◆ Written problem
Locate the word "MEAN" in the material, then show every line that holds it.

◆ Available data

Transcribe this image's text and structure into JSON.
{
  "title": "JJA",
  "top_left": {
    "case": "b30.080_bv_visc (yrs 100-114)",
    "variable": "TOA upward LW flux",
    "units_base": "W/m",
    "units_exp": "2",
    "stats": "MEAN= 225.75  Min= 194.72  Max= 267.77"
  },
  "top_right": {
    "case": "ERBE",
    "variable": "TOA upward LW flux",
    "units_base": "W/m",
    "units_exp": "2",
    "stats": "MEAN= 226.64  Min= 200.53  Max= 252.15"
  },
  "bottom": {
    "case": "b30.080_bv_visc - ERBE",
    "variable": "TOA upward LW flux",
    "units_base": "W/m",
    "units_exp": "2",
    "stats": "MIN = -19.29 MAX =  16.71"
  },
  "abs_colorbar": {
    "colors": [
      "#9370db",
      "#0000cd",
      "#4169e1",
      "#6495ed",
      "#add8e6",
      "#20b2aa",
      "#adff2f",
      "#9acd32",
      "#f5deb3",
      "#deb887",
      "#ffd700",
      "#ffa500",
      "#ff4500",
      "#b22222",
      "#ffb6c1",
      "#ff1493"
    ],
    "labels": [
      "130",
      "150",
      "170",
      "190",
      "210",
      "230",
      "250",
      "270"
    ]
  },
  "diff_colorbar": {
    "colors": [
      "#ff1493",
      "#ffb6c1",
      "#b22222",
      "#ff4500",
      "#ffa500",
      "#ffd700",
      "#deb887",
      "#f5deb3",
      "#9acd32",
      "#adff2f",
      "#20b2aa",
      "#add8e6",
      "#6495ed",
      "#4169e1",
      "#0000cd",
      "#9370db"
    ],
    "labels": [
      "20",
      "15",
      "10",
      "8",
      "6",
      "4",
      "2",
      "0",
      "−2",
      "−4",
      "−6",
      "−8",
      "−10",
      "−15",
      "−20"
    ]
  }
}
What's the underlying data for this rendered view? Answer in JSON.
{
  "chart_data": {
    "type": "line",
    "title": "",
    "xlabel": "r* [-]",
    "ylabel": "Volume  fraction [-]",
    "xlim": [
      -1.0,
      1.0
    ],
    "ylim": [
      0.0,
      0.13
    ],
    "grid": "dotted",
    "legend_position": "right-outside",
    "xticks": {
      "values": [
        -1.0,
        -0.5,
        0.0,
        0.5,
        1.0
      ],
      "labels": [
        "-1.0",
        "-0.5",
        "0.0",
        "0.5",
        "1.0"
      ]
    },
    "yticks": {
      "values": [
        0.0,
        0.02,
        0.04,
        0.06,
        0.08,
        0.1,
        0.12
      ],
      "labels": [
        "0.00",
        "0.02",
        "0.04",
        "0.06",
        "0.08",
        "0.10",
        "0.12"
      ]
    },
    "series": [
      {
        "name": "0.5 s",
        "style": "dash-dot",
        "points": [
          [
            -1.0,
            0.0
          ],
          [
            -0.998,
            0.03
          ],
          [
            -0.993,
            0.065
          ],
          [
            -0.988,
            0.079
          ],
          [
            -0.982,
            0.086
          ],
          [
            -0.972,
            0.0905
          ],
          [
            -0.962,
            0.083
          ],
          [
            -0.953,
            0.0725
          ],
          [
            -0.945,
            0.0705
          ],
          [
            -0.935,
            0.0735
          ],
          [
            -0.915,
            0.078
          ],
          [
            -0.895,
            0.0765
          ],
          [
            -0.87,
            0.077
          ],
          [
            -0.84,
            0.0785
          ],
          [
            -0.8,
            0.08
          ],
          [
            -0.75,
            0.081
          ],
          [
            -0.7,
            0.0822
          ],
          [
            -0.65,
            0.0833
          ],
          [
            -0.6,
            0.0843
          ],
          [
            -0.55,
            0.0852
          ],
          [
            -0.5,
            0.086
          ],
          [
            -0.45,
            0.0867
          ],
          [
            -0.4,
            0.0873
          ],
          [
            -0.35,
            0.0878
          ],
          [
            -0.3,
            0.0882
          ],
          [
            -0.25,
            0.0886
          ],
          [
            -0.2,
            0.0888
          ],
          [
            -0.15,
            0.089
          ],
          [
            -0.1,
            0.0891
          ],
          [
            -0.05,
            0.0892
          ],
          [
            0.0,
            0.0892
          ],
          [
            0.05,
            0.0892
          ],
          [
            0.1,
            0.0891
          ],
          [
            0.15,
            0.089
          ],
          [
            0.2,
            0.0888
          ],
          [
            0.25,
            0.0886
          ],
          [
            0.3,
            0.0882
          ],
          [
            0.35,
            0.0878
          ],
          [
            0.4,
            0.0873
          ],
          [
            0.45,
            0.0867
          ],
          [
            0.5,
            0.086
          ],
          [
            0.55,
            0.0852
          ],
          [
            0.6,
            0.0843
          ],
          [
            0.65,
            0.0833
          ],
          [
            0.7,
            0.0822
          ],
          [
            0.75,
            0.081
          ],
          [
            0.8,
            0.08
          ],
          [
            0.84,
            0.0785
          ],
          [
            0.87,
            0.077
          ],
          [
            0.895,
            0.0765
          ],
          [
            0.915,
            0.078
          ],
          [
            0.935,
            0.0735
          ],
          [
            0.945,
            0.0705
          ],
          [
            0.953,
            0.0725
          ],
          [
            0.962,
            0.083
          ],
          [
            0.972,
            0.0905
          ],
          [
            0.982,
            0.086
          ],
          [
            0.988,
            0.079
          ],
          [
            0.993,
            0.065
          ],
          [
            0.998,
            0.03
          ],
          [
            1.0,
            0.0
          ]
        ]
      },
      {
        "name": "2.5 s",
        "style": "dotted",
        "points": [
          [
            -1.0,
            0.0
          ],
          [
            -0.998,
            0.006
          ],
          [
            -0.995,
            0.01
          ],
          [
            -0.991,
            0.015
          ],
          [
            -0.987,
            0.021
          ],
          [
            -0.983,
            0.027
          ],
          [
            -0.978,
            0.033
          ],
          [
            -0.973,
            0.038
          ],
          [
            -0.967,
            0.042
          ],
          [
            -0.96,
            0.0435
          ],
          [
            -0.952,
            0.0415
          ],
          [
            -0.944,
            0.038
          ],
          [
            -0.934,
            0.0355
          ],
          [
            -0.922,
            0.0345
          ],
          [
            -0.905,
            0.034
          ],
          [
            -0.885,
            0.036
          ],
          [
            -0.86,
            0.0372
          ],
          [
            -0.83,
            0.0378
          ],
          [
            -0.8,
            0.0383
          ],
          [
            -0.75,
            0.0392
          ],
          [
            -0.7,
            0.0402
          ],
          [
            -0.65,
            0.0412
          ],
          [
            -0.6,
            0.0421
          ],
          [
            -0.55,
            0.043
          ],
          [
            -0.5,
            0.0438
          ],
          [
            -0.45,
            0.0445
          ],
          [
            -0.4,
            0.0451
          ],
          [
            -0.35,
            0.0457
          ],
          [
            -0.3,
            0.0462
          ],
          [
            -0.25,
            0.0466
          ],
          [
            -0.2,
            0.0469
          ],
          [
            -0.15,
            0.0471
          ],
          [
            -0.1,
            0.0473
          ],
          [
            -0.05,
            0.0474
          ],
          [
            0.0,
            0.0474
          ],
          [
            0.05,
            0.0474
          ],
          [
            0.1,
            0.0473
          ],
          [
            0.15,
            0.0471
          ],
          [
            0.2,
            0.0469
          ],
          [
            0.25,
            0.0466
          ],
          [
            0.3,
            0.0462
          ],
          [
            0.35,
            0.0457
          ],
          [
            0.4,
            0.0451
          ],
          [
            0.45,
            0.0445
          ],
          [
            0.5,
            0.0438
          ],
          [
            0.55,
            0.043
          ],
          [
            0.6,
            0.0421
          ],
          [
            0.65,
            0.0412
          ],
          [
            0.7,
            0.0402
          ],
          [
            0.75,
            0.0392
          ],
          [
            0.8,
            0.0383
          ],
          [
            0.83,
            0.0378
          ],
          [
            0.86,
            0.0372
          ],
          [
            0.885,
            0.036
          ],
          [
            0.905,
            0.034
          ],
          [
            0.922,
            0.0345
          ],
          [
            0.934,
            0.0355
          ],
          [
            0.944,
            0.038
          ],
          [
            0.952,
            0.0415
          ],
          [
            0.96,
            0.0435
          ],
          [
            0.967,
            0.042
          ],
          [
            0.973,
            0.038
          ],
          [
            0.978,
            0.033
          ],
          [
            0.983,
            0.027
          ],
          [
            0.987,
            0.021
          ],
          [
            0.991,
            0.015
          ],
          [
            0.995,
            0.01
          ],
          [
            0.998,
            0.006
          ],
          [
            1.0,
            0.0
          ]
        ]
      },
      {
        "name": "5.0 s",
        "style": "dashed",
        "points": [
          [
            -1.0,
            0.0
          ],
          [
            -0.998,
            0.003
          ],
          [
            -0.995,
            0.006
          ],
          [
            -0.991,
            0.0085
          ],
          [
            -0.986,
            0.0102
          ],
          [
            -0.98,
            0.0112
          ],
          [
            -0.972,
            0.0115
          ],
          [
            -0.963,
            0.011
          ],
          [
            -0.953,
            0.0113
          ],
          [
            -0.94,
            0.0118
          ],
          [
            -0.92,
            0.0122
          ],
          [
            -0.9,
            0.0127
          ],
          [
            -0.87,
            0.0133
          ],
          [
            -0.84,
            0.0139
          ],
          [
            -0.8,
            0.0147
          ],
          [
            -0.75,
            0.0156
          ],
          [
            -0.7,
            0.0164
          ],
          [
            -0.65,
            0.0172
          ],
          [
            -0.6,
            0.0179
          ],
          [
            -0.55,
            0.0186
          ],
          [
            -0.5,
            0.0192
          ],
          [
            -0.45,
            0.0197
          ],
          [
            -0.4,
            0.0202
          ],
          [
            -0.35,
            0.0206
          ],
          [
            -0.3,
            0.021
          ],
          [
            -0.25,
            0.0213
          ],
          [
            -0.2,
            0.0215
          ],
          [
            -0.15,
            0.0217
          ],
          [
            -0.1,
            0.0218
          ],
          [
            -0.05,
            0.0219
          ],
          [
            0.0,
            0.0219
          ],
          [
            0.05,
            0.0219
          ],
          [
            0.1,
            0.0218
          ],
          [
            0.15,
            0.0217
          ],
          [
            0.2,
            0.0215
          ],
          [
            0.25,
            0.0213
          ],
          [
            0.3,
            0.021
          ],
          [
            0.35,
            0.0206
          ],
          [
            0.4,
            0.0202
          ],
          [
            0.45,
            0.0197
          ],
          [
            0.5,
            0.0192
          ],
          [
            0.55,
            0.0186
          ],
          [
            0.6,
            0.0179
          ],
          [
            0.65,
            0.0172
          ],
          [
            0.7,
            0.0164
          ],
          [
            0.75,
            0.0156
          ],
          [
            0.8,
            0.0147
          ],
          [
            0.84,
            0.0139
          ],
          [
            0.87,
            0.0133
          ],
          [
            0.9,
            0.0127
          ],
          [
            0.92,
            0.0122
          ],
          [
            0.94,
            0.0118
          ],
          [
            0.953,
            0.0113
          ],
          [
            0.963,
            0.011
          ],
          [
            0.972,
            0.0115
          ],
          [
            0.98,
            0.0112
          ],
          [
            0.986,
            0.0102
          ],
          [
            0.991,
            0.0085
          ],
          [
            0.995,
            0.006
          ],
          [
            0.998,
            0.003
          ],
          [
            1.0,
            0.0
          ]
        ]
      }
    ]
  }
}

◆ Completed task
    "stats": "MEAN= 225.75  Min= 194.72  Max= 267.77"
    "stats": "MEAN= 226.64  Min= 200.53  Max= 252.15"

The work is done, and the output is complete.